◆ Written request ◆
Write the material out again in full, word for word. Do not include the pictures.

◆ Recorded data ◆
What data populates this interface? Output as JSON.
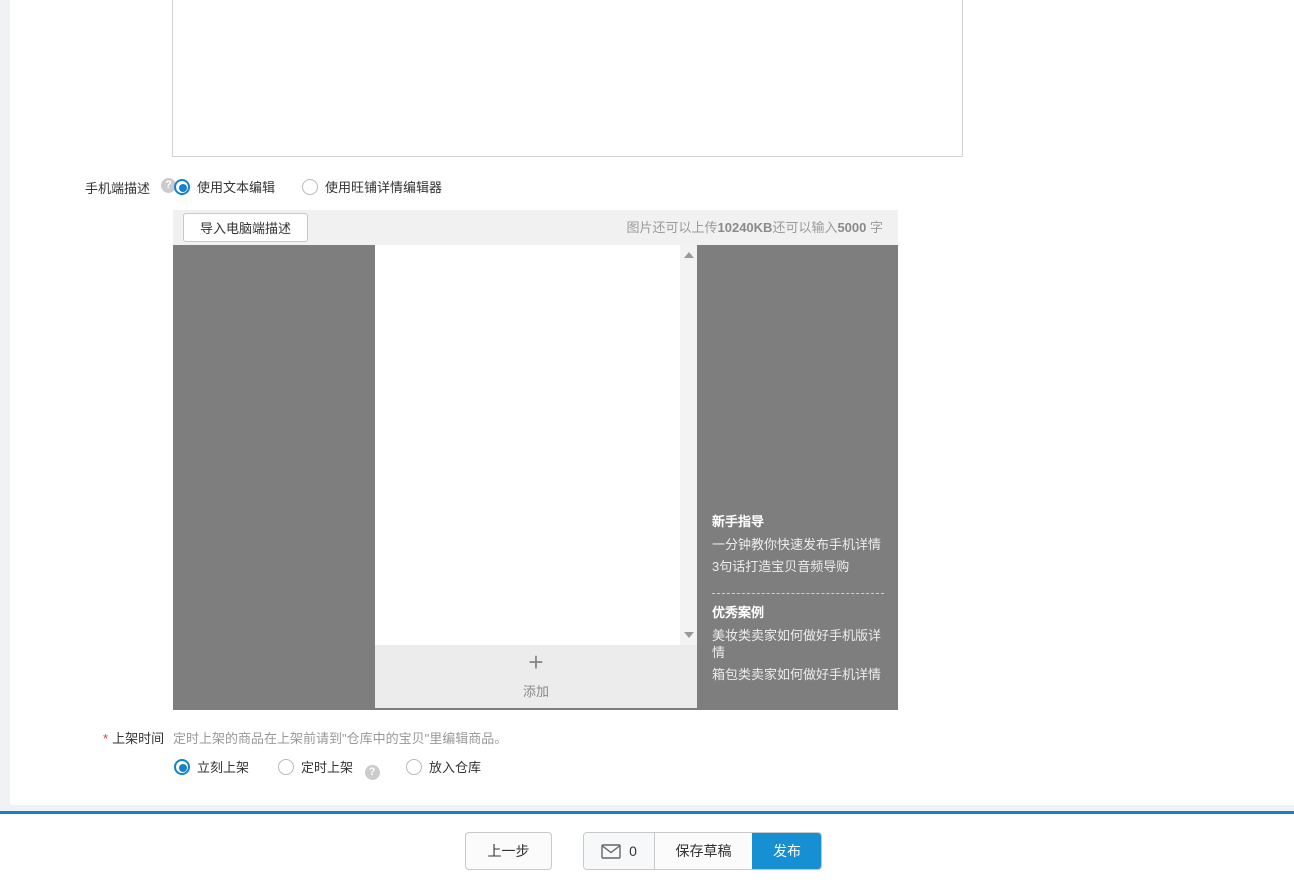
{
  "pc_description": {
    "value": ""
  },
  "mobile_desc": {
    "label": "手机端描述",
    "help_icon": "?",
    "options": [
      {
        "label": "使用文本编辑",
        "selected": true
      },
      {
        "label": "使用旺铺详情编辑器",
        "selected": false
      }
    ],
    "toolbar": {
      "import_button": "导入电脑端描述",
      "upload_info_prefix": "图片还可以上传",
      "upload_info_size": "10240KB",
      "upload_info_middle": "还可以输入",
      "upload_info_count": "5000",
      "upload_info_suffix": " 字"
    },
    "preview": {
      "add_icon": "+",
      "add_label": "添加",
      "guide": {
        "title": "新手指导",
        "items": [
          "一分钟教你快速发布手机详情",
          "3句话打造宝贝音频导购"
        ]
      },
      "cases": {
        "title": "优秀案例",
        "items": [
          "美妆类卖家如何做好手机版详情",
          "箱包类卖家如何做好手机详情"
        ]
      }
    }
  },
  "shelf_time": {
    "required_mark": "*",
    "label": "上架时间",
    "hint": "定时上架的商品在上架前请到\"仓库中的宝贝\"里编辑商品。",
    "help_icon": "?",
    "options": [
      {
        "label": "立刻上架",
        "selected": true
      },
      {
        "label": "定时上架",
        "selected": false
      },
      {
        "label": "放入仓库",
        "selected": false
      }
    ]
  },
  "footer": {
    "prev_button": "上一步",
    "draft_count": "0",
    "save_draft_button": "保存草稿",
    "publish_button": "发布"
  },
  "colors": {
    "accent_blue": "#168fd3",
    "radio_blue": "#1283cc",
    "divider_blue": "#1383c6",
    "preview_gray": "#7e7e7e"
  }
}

◆ Output for this task ◆
What data populates this interface? Output as JSON.
{
  "pc_description": {
    "value": ""
  },
  "mobile_desc": {
    "label": "手机端描述",
    "help_icon": "?",
    "options": [
      {
        "label": "使用文本编辑",
        "selected": true
      },
      {
        "label": "使用旺铺详情编辑器",
        "selected": false
      }
    ],
    "toolbar": {
      "import_button": "导入电脑端描述",
      "upload_info_prefix": "图片还可以上传",
      "upload_info_size": "10240KB",
      "upload_info_middle": "还可以输入",
      "upload_info_count": "5000",
      "upload_info_suffix": " 字"
    },
    "preview": {
      "add_icon": "+",
      "add_label": "添加",
      "guide": {
        "title": "新手指导",
        "items": [
          "一分钟教你快速发布手机详情",
          "3句话打造宝贝音频导购"
        ]
      },
      "cases": {
        "title": "优秀案例",
        "items": [
          "美妆类卖家如何做好手机版详情",
          "箱包类卖家如何做好手机详情"
        ]
      }
    }
  },
  "shelf_time": {
    "required_mark": "*",
    "label": "上架时间",
    "hint": "定时上架的商品在上架前请到\"仓库中的宝贝\"里编辑商品。",
    "help_icon": "?",
    "options": [
      {
        "label": "立刻上架",
        "selected": true
      },
      {
        "label": "定时上架",
        "selected": false
      },
      {
        "label": "放入仓库",
        "selected": false
      }
    ]
  },
  "footer": {
    "prev_button": "上一步",
    "draft_count": "0",
    "save_draft_button": "保存草稿",
    "publish_button": "发布"
  },
  "colors": {
    "accent_blue": "#168fd3",
    "radio_blue": "#1283cc",
    "divider_blue": "#1383c6",
    "preview_gray": "#7e7e7e"
  }
}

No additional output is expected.